RECORD LIST
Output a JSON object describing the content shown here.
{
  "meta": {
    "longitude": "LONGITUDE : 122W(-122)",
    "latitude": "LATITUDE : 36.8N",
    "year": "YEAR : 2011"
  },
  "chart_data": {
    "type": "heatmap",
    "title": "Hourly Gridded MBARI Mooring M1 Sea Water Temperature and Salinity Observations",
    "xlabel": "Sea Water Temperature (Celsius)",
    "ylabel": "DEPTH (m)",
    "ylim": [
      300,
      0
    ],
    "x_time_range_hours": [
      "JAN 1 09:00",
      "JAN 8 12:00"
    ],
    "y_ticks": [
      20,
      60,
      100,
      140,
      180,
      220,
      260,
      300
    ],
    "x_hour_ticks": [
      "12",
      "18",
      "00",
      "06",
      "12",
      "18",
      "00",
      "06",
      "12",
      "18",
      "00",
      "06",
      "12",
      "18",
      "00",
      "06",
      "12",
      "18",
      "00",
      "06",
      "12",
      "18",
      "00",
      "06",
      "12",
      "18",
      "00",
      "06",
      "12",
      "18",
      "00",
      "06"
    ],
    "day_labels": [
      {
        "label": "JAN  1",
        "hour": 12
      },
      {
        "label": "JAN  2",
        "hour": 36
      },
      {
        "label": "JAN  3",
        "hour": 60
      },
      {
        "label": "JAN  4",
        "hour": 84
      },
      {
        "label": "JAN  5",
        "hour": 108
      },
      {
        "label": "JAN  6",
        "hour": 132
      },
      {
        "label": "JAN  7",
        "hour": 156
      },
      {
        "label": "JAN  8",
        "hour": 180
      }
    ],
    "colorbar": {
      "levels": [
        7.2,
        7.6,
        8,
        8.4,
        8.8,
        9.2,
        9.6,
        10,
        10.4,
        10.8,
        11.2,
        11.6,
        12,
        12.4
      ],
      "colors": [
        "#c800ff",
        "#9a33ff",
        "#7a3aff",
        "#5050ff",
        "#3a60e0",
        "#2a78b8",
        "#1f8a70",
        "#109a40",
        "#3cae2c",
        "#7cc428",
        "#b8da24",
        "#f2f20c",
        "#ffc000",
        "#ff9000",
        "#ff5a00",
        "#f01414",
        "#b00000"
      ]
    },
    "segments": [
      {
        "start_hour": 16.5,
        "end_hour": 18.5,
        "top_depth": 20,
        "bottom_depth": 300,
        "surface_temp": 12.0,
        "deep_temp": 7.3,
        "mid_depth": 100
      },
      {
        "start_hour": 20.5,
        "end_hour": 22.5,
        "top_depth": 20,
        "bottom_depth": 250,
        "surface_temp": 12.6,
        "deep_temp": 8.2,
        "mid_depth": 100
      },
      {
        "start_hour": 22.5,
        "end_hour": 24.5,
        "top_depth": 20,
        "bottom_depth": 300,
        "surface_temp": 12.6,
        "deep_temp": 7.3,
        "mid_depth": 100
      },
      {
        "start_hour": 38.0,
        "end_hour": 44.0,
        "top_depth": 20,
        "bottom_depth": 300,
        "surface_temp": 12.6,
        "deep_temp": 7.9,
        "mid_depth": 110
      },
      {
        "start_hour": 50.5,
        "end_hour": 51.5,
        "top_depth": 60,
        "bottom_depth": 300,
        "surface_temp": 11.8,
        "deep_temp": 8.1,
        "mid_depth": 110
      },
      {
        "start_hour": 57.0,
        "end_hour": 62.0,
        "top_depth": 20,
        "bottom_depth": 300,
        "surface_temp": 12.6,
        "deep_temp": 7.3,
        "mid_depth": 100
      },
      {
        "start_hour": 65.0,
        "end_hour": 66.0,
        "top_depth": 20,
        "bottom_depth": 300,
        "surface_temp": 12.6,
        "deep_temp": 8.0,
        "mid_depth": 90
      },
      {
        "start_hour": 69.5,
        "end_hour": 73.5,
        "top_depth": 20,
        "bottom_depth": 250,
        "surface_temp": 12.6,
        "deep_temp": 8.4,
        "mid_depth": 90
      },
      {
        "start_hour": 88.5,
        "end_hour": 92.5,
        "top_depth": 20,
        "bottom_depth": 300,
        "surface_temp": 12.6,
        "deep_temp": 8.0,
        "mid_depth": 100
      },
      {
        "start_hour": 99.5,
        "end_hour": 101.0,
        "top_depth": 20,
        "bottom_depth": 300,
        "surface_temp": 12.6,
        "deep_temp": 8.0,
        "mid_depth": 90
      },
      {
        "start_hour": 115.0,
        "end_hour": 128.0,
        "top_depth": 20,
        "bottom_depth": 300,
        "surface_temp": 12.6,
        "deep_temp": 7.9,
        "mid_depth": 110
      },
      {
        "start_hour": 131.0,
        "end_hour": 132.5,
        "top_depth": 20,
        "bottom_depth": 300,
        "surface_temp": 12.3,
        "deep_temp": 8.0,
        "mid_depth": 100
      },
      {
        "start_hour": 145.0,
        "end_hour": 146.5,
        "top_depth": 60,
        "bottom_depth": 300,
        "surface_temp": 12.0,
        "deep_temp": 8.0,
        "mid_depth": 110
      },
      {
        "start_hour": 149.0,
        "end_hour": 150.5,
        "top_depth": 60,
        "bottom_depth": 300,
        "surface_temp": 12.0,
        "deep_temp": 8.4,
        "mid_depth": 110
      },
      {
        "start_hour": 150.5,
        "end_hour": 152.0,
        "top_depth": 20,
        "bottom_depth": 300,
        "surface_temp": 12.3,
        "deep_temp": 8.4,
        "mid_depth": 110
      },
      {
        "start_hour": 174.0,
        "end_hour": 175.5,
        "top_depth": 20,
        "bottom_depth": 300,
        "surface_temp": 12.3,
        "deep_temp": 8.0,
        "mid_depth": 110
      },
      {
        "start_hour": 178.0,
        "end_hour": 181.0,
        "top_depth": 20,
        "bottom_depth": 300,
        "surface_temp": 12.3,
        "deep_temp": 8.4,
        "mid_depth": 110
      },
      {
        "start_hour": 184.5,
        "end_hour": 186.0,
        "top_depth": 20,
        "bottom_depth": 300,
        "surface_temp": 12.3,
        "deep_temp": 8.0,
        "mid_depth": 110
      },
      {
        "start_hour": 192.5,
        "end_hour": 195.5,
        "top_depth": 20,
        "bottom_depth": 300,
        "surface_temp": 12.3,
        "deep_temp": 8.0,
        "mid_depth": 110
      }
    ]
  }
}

INSTRUCTIONS FOR THE TASK
For the listing above, identify each line bearing "Temperature".

PROBLEM SOLUTION
    "title": "Hourly Gridded MBARI Mooring M1 Sea Water Temperature and Salinity Observations",
    "xlabel": "Sea Water Temperature (Celsius)",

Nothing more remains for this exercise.